• _Task objective_
Look for the string "storefront" and copy every line that has it.

Stored dataset items:

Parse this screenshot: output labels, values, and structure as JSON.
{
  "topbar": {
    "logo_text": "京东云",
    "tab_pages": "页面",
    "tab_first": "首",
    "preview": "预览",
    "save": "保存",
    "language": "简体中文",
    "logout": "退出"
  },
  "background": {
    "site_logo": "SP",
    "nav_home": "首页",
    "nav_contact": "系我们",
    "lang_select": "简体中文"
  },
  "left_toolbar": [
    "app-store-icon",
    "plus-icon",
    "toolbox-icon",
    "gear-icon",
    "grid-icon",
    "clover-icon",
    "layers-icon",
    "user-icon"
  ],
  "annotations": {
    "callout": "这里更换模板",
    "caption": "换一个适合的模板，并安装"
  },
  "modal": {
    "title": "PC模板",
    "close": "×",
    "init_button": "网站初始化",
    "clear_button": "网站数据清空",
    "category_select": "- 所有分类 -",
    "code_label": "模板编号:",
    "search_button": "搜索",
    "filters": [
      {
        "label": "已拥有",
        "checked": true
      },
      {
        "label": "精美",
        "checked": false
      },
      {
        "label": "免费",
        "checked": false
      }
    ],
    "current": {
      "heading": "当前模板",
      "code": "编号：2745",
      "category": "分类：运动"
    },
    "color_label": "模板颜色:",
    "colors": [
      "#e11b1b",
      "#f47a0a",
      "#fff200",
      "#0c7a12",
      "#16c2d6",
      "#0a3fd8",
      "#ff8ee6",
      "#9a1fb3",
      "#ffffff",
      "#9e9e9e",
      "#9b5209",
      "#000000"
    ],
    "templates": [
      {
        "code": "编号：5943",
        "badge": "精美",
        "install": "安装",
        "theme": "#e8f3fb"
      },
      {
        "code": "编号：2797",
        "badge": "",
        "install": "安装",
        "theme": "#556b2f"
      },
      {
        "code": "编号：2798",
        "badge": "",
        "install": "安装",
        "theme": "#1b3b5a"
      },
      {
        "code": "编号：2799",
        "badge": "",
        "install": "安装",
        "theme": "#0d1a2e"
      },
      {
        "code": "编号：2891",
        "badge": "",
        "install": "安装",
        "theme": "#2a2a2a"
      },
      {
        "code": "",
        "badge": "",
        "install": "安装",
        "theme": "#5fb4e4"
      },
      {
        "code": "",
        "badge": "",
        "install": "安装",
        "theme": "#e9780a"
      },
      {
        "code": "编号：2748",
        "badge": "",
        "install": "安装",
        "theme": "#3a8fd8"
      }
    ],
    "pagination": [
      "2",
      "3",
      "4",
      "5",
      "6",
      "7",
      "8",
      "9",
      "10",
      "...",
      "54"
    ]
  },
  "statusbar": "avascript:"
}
--
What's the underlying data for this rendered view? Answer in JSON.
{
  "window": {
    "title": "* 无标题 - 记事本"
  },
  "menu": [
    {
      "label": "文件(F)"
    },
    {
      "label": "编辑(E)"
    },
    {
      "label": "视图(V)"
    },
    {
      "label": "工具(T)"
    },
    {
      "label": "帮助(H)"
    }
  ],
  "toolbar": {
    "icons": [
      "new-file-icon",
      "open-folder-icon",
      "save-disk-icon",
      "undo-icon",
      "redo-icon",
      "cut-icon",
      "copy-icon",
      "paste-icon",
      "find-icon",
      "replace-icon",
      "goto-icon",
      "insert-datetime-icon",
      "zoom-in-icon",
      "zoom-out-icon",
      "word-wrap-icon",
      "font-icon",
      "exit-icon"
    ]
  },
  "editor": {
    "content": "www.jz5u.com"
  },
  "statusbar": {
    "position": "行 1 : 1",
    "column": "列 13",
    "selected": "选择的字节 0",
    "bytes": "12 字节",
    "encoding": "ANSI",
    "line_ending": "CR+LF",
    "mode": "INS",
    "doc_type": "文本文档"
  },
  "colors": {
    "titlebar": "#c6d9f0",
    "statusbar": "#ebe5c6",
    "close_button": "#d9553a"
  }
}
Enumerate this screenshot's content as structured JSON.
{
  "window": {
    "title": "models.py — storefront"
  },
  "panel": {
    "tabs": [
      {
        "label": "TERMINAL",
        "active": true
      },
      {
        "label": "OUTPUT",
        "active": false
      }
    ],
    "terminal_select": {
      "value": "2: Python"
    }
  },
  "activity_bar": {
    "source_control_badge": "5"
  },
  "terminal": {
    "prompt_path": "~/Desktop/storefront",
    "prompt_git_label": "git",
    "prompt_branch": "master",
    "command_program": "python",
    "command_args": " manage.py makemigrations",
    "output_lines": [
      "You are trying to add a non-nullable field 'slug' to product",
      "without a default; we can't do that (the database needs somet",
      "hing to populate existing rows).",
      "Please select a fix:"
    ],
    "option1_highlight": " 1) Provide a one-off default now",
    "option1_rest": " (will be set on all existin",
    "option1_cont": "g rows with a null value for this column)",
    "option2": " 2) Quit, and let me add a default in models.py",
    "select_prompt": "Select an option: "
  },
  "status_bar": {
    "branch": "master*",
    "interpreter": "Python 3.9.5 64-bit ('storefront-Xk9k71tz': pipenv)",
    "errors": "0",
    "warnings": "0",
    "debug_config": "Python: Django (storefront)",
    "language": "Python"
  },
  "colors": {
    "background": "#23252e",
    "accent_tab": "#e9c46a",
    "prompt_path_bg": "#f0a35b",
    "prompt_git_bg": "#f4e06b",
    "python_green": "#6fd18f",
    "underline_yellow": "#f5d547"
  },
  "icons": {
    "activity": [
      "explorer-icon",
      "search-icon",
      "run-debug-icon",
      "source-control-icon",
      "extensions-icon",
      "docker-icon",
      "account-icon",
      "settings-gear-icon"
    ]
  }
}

• _Response for this exercise_
    "title": "models.py — storefront"
    "prompt_path": "~/Desktop/storefront",
    "interpreter": "Python 3.9.5 64-bit ('storefront-Xk9k71tz': pipenv)",
    "debug_config": "Python: Django (storefront)",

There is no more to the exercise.